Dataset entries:
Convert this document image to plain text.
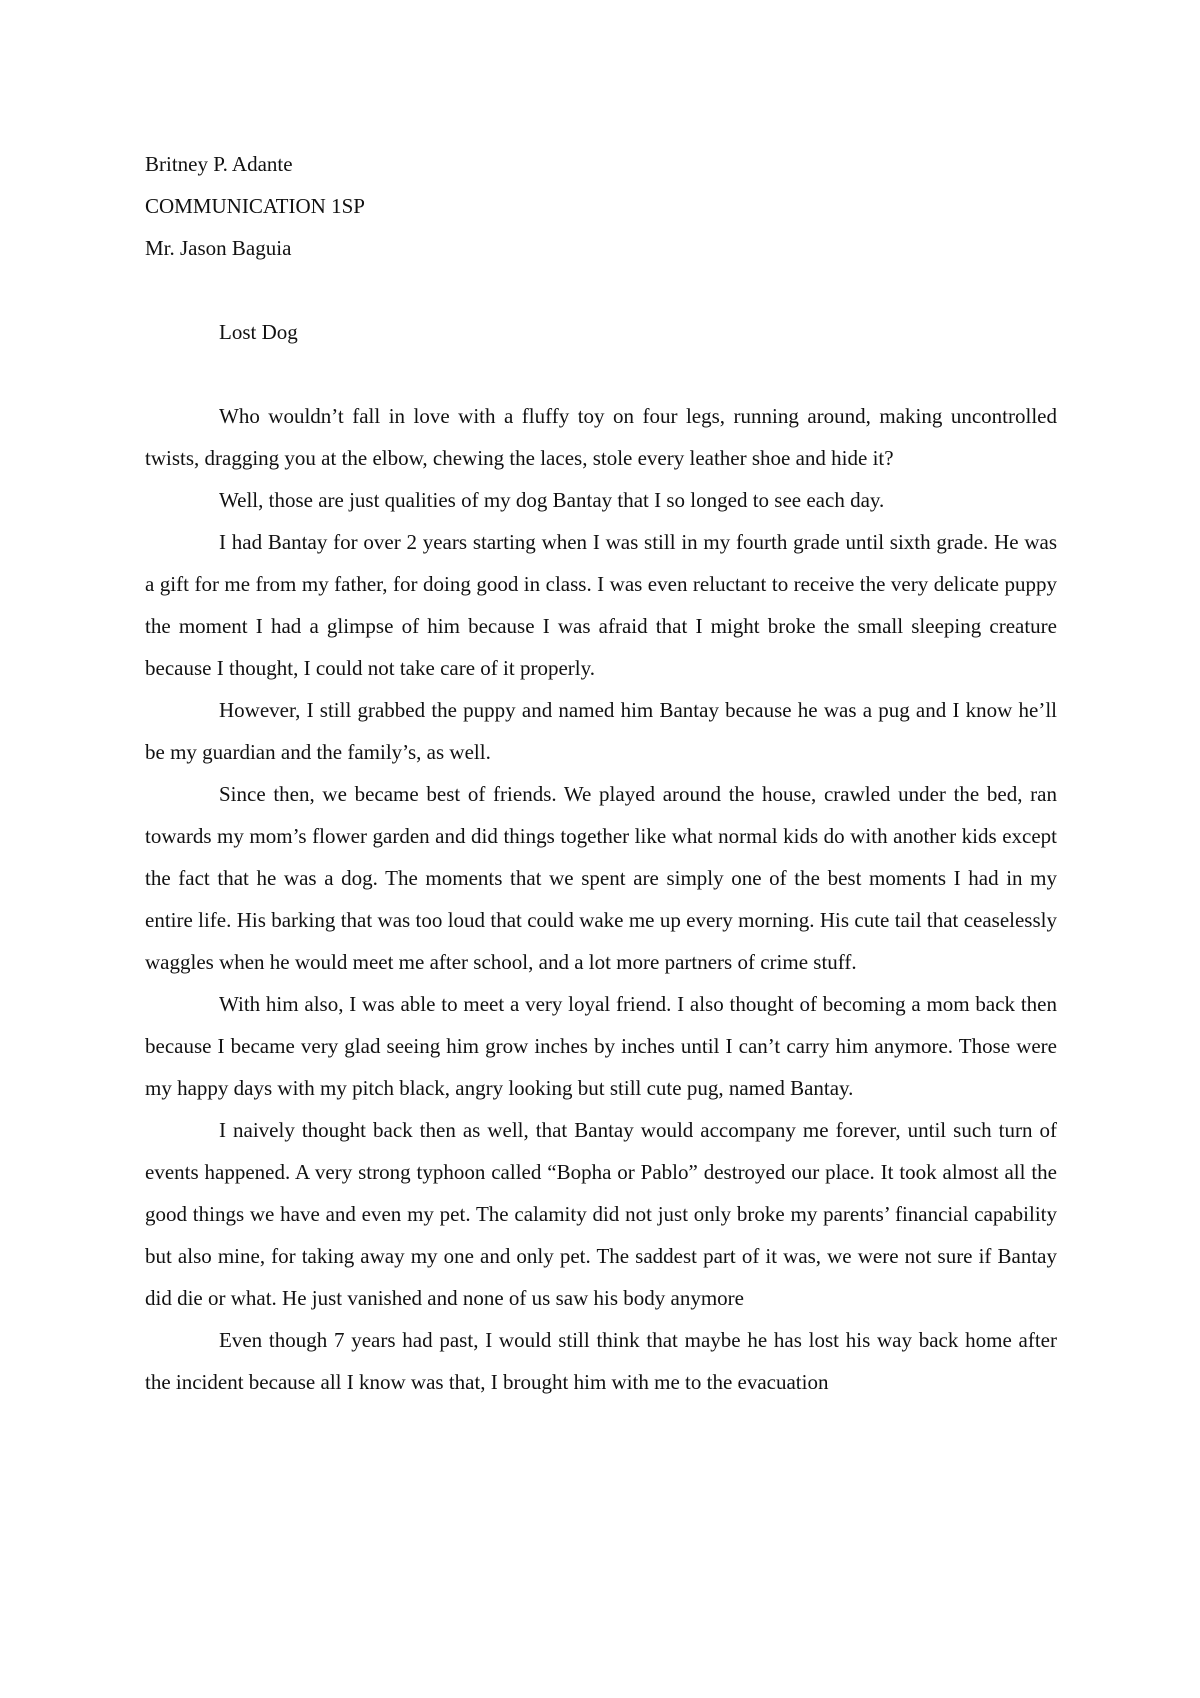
Britney P. Adante

COMMUNICATION 1SP

Mr. Jason Baguia

Lost Dog

Who wouldn’t fall in love with a fluffy toy on four legs, running around, making uncontrolled twists, dragging you at the elbow, chewing the laces, stole every leather shoe and hide it?

Well, those are just qualities of my dog Bantay that I so longed to see each day.

I had Bantay for over 2 years starting when I was still in my fourth grade until sixth grade. He was a gift for me from my father, for doing good in class. I was even reluctant to receive the very delicate puppy the moment I had a glimpse of him because I was afraid that I might broke the small sleeping creature because I thought, I could not take care of it properly.

However, I still grabbed the puppy and named him Bantay because he was a pug and I know he’ll be my guardian and the family’s, as well.

Since then, we became best of friends. We played around the house, crawled under the bed, ran towards my mom’s flower garden and did things together like what normal kids do with another kids except the fact that he was a dog. The moments that we spent are simply one of the best moments I had in my entire life. His barking that was too loud that could wake me up every morning. His cute tail that ceaselessly waggles when he would meet me after school, and a lot more partners of crime stuff.

With him also, I was able to meet a very loyal friend. I also thought of becoming a mom back then because I became very glad seeing him grow inches by inches until I can’t carry him anymore. Those were my happy days with my pitch black, angry looking but still cute pug, named Bantay.

I naively thought back then as well, that Bantay would accompany me forever, until such turn of events happened. A very strong typhoon called “Bopha or Pablo” destroyed our place. It took almost all the good things we have and even my pet. The calamity did not just only broke my parents’ financial capability but also mine, for taking away my one and only pet. The saddest part of it was, we were not sure if Bantay did die or what. He just vanished and none of us saw his body anymore

Even though 7 years had past, I would still think that maybe he has lost his way back home after the incident because all I know was that, I brought him with me to the evacuation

» Given exercise: Where a line above includes "years", copy that line.

» Exercise output:
I had Bantay for over 2 years starting when I was still in my fourth grade until sixth grade. He was a gift for me from my father, for doing good in class. I was even reluctant to receive the very delicate puppy the moment I had a glimpse of him because I was afraid that I might broke the small sleeping creature because I thought, I could not take care of it properly.
Even though 7 years had past, I would still think that maybe he has lost his way back home after the incident because all I know was that, I brought him with me to the evacuation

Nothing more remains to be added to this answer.